[Begin Task input]

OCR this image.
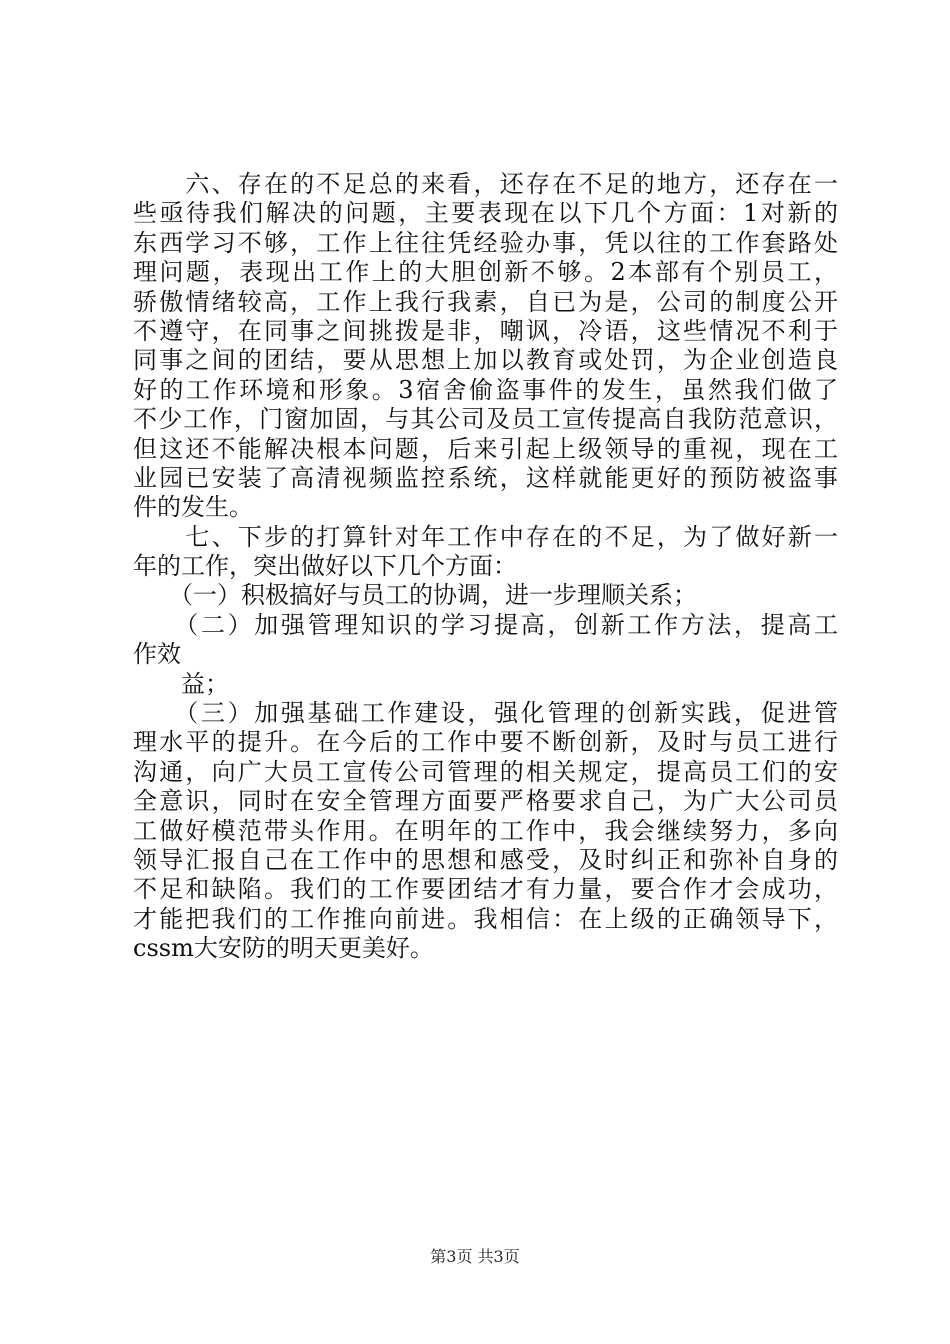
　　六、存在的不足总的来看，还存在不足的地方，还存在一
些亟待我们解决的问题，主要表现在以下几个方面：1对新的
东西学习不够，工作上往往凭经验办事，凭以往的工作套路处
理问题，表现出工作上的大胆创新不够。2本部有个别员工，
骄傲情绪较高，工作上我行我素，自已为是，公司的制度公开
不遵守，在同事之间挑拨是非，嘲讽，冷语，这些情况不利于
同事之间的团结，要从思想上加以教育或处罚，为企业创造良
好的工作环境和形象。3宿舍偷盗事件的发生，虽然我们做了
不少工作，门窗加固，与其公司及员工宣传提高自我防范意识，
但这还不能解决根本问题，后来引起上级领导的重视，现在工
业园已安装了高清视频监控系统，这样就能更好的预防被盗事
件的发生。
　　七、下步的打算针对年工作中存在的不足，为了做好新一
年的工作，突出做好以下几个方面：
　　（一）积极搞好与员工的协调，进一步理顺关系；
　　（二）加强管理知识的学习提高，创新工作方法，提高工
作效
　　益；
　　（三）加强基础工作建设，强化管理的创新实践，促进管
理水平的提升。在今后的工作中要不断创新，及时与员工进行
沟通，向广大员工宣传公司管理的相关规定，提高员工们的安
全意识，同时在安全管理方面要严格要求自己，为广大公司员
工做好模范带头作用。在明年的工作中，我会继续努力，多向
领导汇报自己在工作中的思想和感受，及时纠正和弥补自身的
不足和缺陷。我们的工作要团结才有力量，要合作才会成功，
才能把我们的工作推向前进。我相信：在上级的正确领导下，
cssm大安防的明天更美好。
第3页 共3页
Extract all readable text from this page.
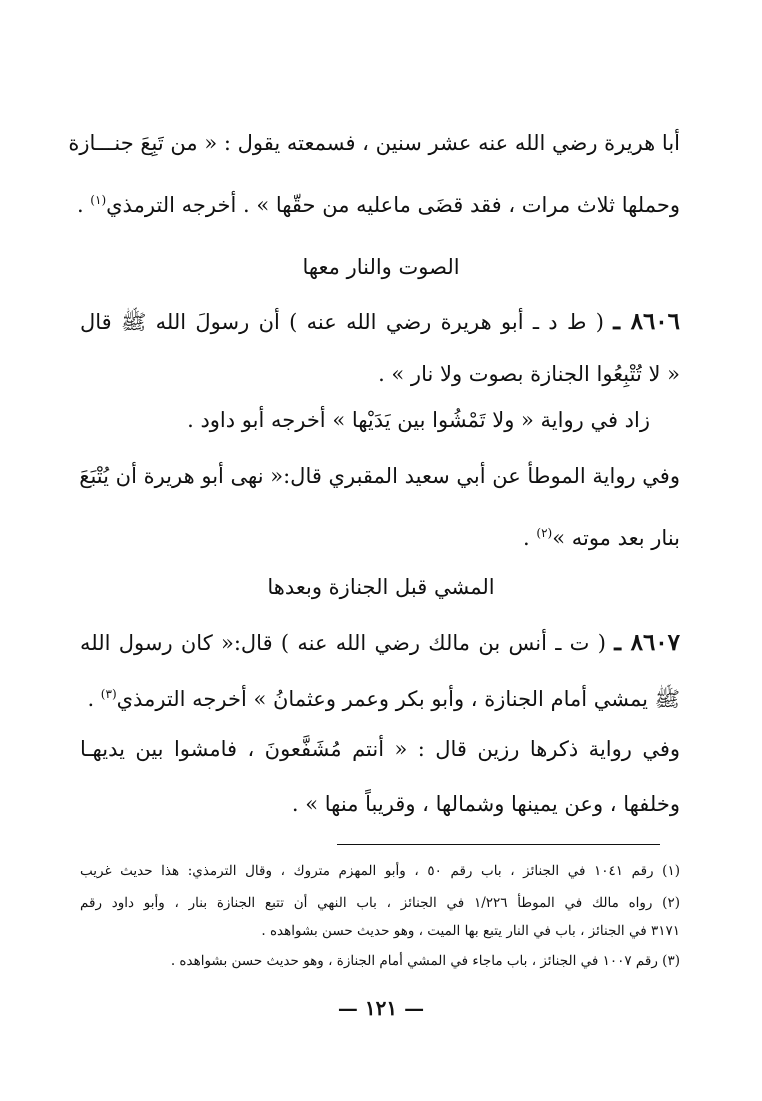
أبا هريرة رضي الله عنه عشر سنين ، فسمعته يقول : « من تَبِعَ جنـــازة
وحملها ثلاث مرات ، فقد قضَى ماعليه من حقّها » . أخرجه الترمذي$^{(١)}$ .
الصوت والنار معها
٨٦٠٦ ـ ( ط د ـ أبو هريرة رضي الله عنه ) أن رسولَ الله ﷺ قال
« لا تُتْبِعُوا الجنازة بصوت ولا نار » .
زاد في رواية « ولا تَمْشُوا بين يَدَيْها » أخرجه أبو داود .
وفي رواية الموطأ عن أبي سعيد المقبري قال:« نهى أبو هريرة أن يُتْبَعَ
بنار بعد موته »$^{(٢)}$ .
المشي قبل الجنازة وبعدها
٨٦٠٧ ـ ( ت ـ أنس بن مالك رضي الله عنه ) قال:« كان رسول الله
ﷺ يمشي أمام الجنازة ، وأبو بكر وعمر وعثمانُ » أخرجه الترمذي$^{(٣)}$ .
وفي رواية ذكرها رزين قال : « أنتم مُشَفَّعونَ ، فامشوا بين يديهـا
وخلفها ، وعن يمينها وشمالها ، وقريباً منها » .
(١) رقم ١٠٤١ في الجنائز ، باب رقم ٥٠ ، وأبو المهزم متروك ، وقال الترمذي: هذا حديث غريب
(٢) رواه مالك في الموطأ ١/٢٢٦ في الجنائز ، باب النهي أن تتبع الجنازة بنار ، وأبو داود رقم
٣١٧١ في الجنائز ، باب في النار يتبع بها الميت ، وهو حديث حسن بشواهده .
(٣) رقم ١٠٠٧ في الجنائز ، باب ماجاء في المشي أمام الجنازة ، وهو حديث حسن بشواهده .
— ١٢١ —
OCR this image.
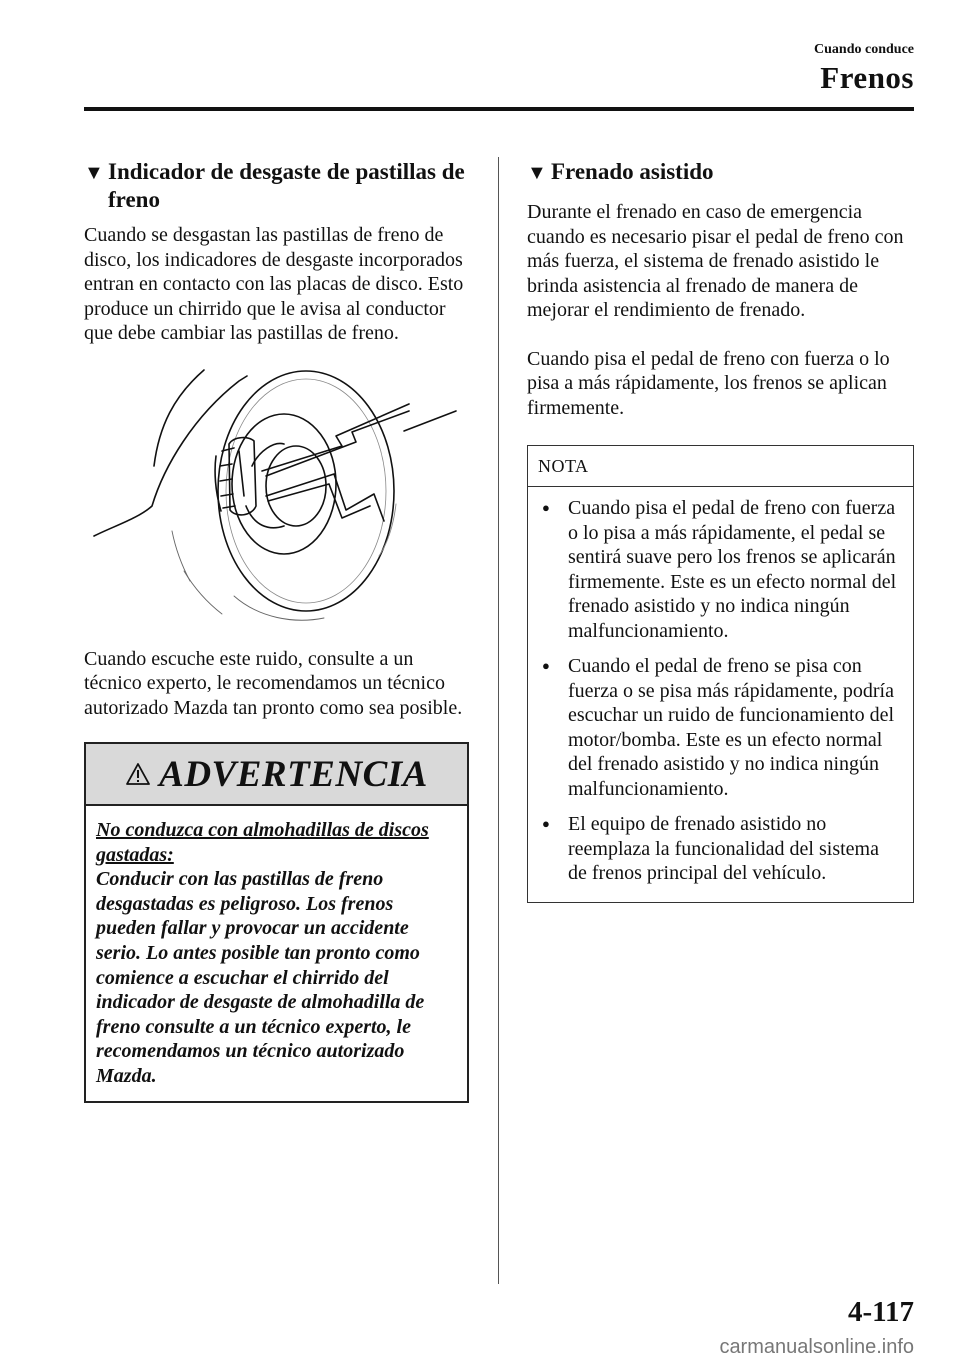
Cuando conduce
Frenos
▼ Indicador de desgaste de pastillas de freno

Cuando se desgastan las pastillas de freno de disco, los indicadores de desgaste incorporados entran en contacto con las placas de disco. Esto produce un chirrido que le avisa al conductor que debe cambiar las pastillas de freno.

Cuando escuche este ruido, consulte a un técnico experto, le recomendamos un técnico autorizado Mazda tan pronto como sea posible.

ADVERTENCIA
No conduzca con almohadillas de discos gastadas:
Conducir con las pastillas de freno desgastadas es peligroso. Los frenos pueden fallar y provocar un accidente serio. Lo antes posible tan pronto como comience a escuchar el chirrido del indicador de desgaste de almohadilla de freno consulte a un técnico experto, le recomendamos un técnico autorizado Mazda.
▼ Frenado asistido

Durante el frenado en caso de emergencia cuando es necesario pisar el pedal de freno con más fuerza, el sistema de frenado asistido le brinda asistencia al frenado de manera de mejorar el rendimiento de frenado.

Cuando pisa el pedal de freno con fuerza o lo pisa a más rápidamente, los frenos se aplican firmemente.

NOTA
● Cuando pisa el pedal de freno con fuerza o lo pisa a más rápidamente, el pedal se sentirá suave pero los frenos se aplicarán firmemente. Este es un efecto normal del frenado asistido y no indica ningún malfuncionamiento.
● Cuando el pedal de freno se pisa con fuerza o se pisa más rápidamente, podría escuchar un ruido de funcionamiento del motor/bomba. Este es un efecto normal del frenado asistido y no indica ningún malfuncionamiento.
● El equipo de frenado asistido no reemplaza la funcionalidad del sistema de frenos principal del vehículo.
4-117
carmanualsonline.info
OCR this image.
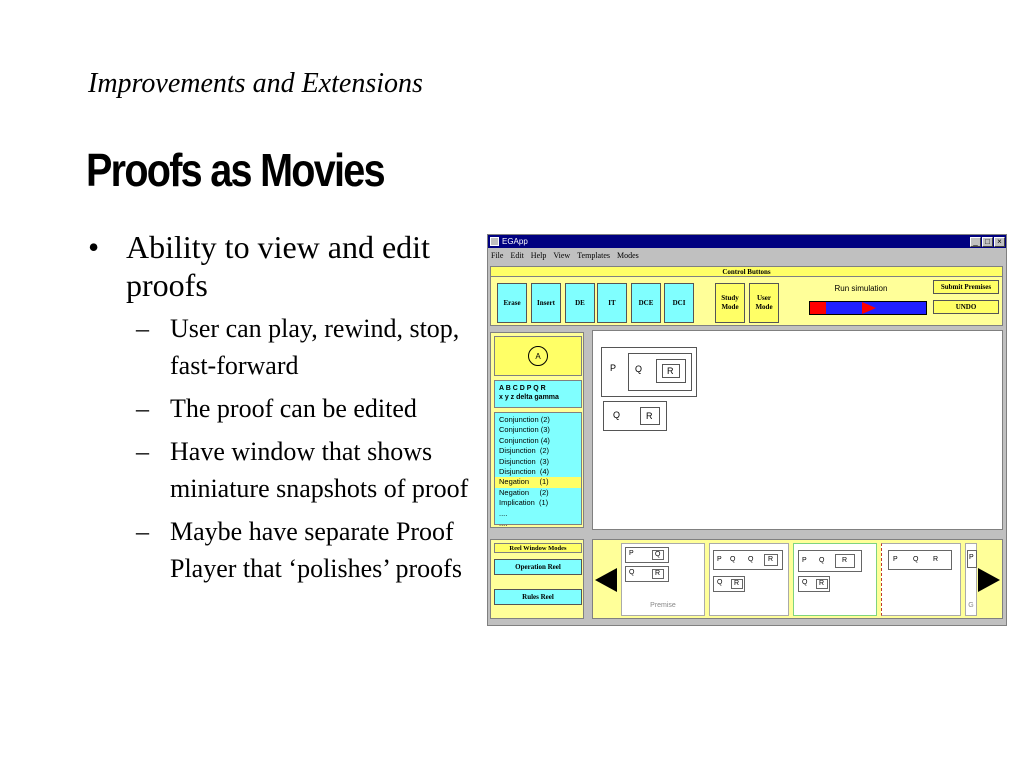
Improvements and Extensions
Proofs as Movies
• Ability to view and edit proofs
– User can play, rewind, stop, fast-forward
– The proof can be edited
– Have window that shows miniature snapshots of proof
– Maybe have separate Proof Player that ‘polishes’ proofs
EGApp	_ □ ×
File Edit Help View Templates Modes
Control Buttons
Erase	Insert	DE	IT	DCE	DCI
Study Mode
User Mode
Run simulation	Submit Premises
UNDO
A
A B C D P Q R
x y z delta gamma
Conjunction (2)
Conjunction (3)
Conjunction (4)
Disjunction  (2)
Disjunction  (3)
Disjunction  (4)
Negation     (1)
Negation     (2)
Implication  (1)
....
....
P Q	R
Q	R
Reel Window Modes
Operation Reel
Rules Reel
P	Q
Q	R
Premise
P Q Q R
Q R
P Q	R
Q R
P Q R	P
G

[End Task input]

> Exercise:
Search the listing for the string "escuchar". Copy each line where it turns up.

> Response to this task:
Conducir con las pastillas de freno desgastadas es peligroso. Los frenos pueden fallar y provocar un accidente serio. Lo antes posible tan pronto como comience a escuchar el chirrido del indicador de desgaste de almohadilla de freno consulte a un técnico experto, le recomendamos un técnico autorizado Mazda.
● Cuando el pedal de freno se pisa con fuerza o se pisa más rápidamente, podría escuchar un ruido de funcionamiento del motor/bomba. Este es un efecto normal del frenado asistido y no indica ningún malfuncionamiento.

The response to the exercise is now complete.